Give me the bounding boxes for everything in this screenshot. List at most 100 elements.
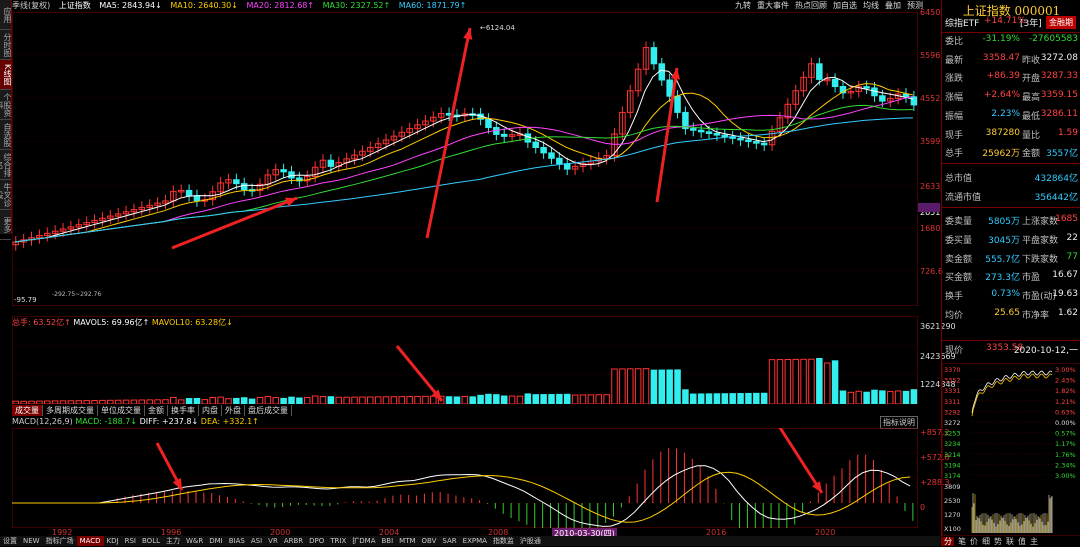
mini-pct-tick: 0.57% (1055, 430, 1076, 438)
indicator-tab-3[interactable]: MACD (76, 536, 104, 546)
toolbar-item-3[interactable]: 加自选 (833, 1, 857, 10)
quote-row: 总手 25962万 金额 3557亿 (942, 146, 1080, 164)
indicator-tab-11[interactable]: ASI (248, 536, 265, 546)
indicator-tab-8[interactable]: W&R (183, 536, 206, 546)
trend-arrow (425, 27, 472, 239)
quote-tab-6[interactable]: 值 (1018, 537, 1026, 546)
finance-badge[interactable]: 金融期 (1046, 16, 1076, 29)
volume-bar (800, 358, 807, 404)
volume-tab-6[interactable]: 外盘 (222, 405, 245, 416)
kline-chart[interactable]: ←6124.04 -95.79 -292.75~292.76 (12, 12, 918, 306)
volume-tabs: 成交量 多周期成交量 单位成交量 金额 换手率 内盘 外盘 盘后成交量 (12, 405, 292, 416)
indicator-tab-12[interactable]: VR (265, 536, 281, 546)
indicator-tab-4[interactable]: KDJ (104, 536, 122, 546)
macd-chart[interactable] (12, 428, 918, 528)
sidebar-item-1[interactable]: 分时图 (0, 30, 11, 60)
volume-tab-4[interactable]: 换手率 (168, 405, 199, 416)
volume-tab-5[interactable]: 内盘 (199, 405, 222, 416)
candle (540, 147, 547, 154)
volume-bar (351, 396, 358, 404)
macd-value: MACD: -188.7↓ (75, 417, 138, 426)
etf-label[interactable]: 综指ETF (945, 16, 979, 29)
volume-bar (886, 391, 894, 404)
indicator-tab-6[interactable]: BOLL (139, 536, 163, 546)
quote-label: 金额 (1022, 149, 1041, 160)
sidebar-item-6[interactable]: 牛叉诊股 (0, 180, 11, 210)
volume-bar (36, 400, 43, 404)
volume-bar (44, 400, 51, 404)
indicator-tab-21[interactable]: EXPMA (460, 536, 490, 546)
toolbar-item-4[interactable]: 均线 (863, 1, 879, 10)
sidebar-item-7[interactable]: 更多 (0, 210, 11, 240)
indicator-tab-0[interactable]: 设置 (0, 536, 20, 546)
quote-tab-3[interactable]: 细 (982, 537, 990, 546)
toolbar-item-5[interactable]: 叠加 (885, 1, 901, 10)
sidebar-item-5[interactable]: 综合排名 (0, 150, 11, 180)
toolbar-item-2[interactable]: 热点回顾 (795, 1, 827, 10)
macd-dea: DEA: +332.1↑ (200, 417, 259, 426)
sidebar-item-2[interactable]: K线图 (0, 60, 11, 90)
quote-value: -31.19% (982, 34, 1020, 44)
indicator-tab-18[interactable]: MTM (396, 536, 418, 546)
left-sidebar: 应用分时图K线图个股资料自选股综合排名牛叉诊股更多 (0, 0, 12, 240)
volume-bar (524, 393, 532, 404)
indicator-tab-16[interactable]: 扩DMA (349, 536, 378, 546)
indicator-tab-10[interactable]: BIAS (226, 536, 248, 546)
intraday-mini-chart[interactable]: 3370 3.00% 3352 2.43% 3331 1.82% 3311 1.21% 3292… (942, 363, 1080, 536)
volume-bar (146, 399, 153, 404)
quote-value: 432864亿 (1034, 173, 1078, 184)
indicator-tab-13[interactable]: ARBR (281, 536, 306, 546)
volume-tab-0[interactable]: 成交量 (12, 405, 43, 416)
indicator-tab-15[interactable]: TRIX (327, 536, 349, 546)
indicator-tab-1[interactable]: NEW (20, 536, 43, 546)
quote-value: 2.23% (991, 108, 1020, 119)
toolbar-item-0[interactable]: 九转 (735, 1, 751, 10)
mini-pct-tick: 3.00% (1055, 472, 1076, 480)
ma30-label: MA30: 2327.52↑ (322, 1, 391, 10)
quote-label: 市盈 (1022, 273, 1041, 284)
volume-tab-7[interactable]: 盘后成交量 (245, 405, 292, 416)
indicator-tab-2[interactable]: 指标广场 (43, 536, 77, 546)
volume-bar (894, 390, 902, 404)
volume-tab-2[interactable]: 单位成交量 (98, 405, 145, 416)
volume-chart[interactable] (12, 316, 918, 404)
indicator-tab-14[interactable]: DPO (306, 536, 327, 546)
quote-tab-2[interactable]: 价 (970, 537, 978, 546)
quote-value: 25962万 (982, 149, 1020, 160)
indicator-tab-22[interactable]: 指数监 (490, 536, 517, 546)
volume-tab-3[interactable]: 金额 (145, 405, 168, 416)
quote-tab-0[interactable]: 分 (942, 537, 954, 546)
sidebar-item-4[interactable]: 自选股 (0, 120, 11, 150)
mini-vol-tick: 2530 (944, 497, 961, 505)
indicator-tab-20[interactable]: SAR (439, 536, 459, 546)
quote-value: 1.59 (1057, 127, 1078, 138)
candle (563, 163, 571, 170)
quote-tab-4[interactable]: 势 (994, 537, 1002, 546)
quote-label: 委比 (945, 37, 964, 47)
quote-label: 涨跌 (945, 74, 964, 85)
quote-value: 3557亿 (1046, 149, 1078, 160)
toolbar-item-1[interactable]: 重大事件 (757, 1, 789, 10)
quote-tab-7[interactable]: 主 (1030, 537, 1038, 546)
divider (942, 163, 1080, 164)
sidebar-item-3[interactable]: 个股资料 (0, 90, 11, 120)
sidebar-item-0[interactable]: 应用 (0, 0, 11, 30)
quote-label: 上涨家数 (1022, 217, 1059, 228)
indicator-tab-5[interactable]: RSI (122, 536, 139, 546)
volume-bar (776, 359, 784, 404)
candle (737, 137, 744, 141)
period-label[interactable]: 季线(复权) (12, 1, 50, 10)
indicator-tab-17[interactable]: BBI (378, 536, 396, 546)
volume-bar (563, 393, 571, 404)
candle (240, 183, 248, 191)
mini-pct-tick: 3.00% (1055, 366, 1076, 374)
volume-tab-1[interactable]: 多周期成交量 (43, 405, 98, 416)
quote-tab-1[interactable]: 笔 (958, 537, 966, 546)
indicator-tab-7[interactable]: 主力 (163, 536, 183, 546)
candle (690, 128, 697, 131)
quote-tab-5[interactable]: 联 (1006, 537, 1014, 546)
indicator-tab-9[interactable]: DMI (206, 536, 226, 546)
indicator-tab-23[interactable]: 沪股通 (517, 536, 544, 546)
volume-bar (721, 393, 729, 404)
indicator-tab-19[interactable]: OBV (419, 536, 440, 546)
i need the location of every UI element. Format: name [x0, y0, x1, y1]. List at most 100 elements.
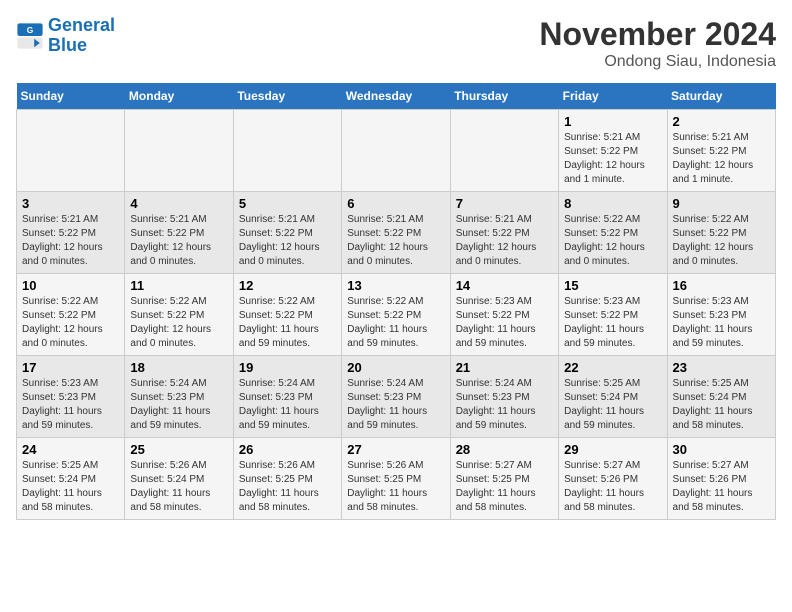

• SHORT TASK
Copy out all the lines above with every "elements" replaced by "items" and nothing else changed, and leave the pictures out.

• RESULT FOR THIS TASK
Give me the bounding boxes for everything in this screenshot. List at most 100 items.
mini-pct-tick: 0.57% (1055, 430, 1076, 438)
indicator-tab-3[interactable]: MACD (76, 536, 104, 546)
toolbar-item-3[interactable]: 加自选 (833, 1, 857, 10)
quote-row: 总手 25962万 金额 3557亿 (942, 146, 1080, 164)
indicator-tab-11[interactable]: ASI (248, 536, 265, 546)
indicator-tab-8[interactable]: W&R (183, 536, 206, 546)
trend-arrow (425, 27, 472, 239)
quote-tab-6[interactable]: 值 (1018, 537, 1026, 546)
finance-badge[interactable]: 金融期 (1046, 16, 1076, 29)
volume-bar (800, 358, 807, 404)
volume-tab-6[interactable]: 外盘 (222, 405, 245, 416)
kline-chart[interactable]: ←6124.04 -95.79 -292.75~292.76 (12, 12, 918, 306)
volume-tabs: 成交量 多周期成交量 单位成交量 金额 换手率 内盘 外盘 盘后成交量 (12, 405, 292, 416)
indicator-tab-12[interactable]: VR (265, 536, 281, 546)
indicator-tab-4[interactable]: KDJ (104, 536, 122, 546)
macd-chart[interactable] (12, 428, 918, 528)
sidebar-item-1[interactable]: 分时图 (0, 30, 11, 60)
volume-tab-4[interactable]: 换手率 (168, 405, 199, 416)
volume-tab-5[interactable]: 内盘 (199, 405, 222, 416)
candle (540, 147, 547, 154)
volume-bar (351, 396, 358, 404)
macd-value: MACD: -188.7↓ (75, 417, 138, 426)
etf-label[interactable]: 综指ETF (945, 16, 979, 29)
volume-bar (886, 391, 894, 404)
indicator-tab-6[interactable]: BOLL (139, 536, 163, 546)
quote-label: 金额 (1022, 149, 1041, 160)
sidebar-item-6[interactable]: 牛叉诊股 (0, 180, 11, 210)
volume-bar (36, 400, 43, 404)
volume-bar (44, 400, 51, 404)
indicator-tab-21[interactable]: EXPMA (460, 536, 490, 546)
toolbar-item-4[interactable]: 均线 (863, 1, 879, 10)
sidebar-item-7[interactable]: 更多 (0, 210, 11, 240)
indicator-tab-0[interactable]: 设置 (0, 536, 20, 546)
quote-tab-3[interactable]: 细 (982, 537, 990, 546)
toolbar-item-5[interactable]: 叠加 (885, 1, 901, 10)
sidebar-item-5[interactable]: 综合排名 (0, 150, 11, 180)
toolbar-item-2[interactable]: 热点回顾 (795, 1, 827, 10)
macd-dea: DEA: +332.1↑ (200, 417, 259, 426)
sidebar-item-2[interactable]: K线图 (0, 60, 11, 90)
quote-value: -31.19% (982, 34, 1020, 44)
indicator-tab-18[interactable]: MTM (396, 536, 418, 546)
left-sidebar: 应用分时图K线图个股资料自选股综合排名牛叉诊股更多 (0, 0, 12, 240)
volume-bar (524, 393, 532, 404)
indicator-tab-16[interactable]: 扩DMA (349, 536, 378, 546)
indicator-tab-10[interactable]: BIAS (226, 536, 248, 546)
intraday-mini-chart[interactable]: 3370 3.00% 3352 2.43% 3331 1.82% 3311 1.21% 3292… (942, 363, 1080, 536)
volume-bar (146, 399, 153, 404)
quote-value: 432864亿 (1034, 173, 1078, 184)
indicator-tab-13[interactable]: ARBR (281, 536, 306, 546)
volume-tab-0[interactable]: 成交量 (12, 405, 43, 416)
indicator-tab-15[interactable]: TRIX (327, 536, 349, 546)
indicator-tab-1[interactable]: NEW (20, 536, 43, 546)
quote-value: 2.23% (991, 108, 1020, 119)
toolbar-item-0[interactable]: 九转 (735, 1, 751, 10)
mini-pct-tick: 3.00% (1055, 472, 1076, 480)
ma30-label: MA30: 2327.52↑ (322, 1, 391, 10)
quote-label: 市盈 (1022, 273, 1041, 284)
volume-tab-7[interactable]: 盘后成交量 (245, 405, 292, 416)
indicator-tab-2[interactable]: 指标广场 (43, 536, 77, 546)
volume-bar (894, 390, 902, 404)
volume-tab-2[interactable]: 单位成交量 (98, 405, 145, 416)
volume-chart[interactable] (12, 316, 918, 404)
indicator-tab-14[interactable]: DPO (306, 536, 327, 546)
quote-tab-2[interactable]: 价 (970, 537, 978, 546)
quote-value: 25962万 (982, 149, 1020, 160)
indicator-tab-22[interactable]: 指数监 (490, 536, 517, 546)
volume-tab-3[interactable]: 金额 (145, 405, 168, 416)
quote-tab-0[interactable]: 分 (942, 537, 954, 546)
sidebar-item-4[interactable]: 自选股 (0, 120, 11, 150)
mini-vol-tick: 2530 (944, 497, 961, 505)
indicator-tab-20[interactable]: SAR (439, 536, 459, 546)
quote-value: 1.59 (1057, 127, 1078, 138)
candle (563, 163, 571, 170)
quote-tab-4[interactable]: 势 (994, 537, 1002, 546)
quote-label: 委比 (945, 37, 964, 47)
quote-label: 涨跌 (945, 74, 964, 85)
quote-value: 3557亿 (1046, 149, 1078, 160)
toolbar-item-1[interactable]: 重大事件 (757, 1, 789, 10)
quote-tab-7[interactable]: 主 (1030, 537, 1038, 546)
divider (942, 163, 1080, 164)
sidebar-item-3[interactable]: 个股资料 (0, 90, 11, 120)
sidebar-item-0[interactable]: 应用 (0, 0, 11, 30)
quote-label: 上涨家数 (1022, 217, 1059, 228)
indicator-tab-5[interactable]: RSI (122, 536, 139, 546)
volume-bar (776, 359, 784, 404)
candle (737, 137, 744, 141)
period-label[interactable]: 季线(复权) (12, 1, 50, 10)
indicator-tab-17[interactable]: BBI (378, 536, 396, 546)
volume-bar (563, 393, 571, 404)
candle (240, 183, 248, 191)
mini-pct-tick: 3.00% (1055, 366, 1076, 374)
volume-tab-1[interactable]: 多周期成交量 (43, 405, 98, 416)
quote-tab-1[interactable]: 笔 (958, 537, 966, 546)
indicator-tab-7[interactable]: 主力 (163, 536, 183, 546)
candle (690, 128, 697, 131)
quote-tab-5[interactable]: 联 (1006, 537, 1014, 546)
indicator-tab-9[interactable]: DMI (206, 536, 226, 546)
indicator-tab-23[interactable]: 沪股通 (517, 536, 544, 546)
volume-bar (721, 393, 729, 404)
indicator-tab-19[interactable]: OBV (419, 536, 440, 546)
i need the location of every UI element. Format: name [x0, y0, x1, y1]. List at most 100 items.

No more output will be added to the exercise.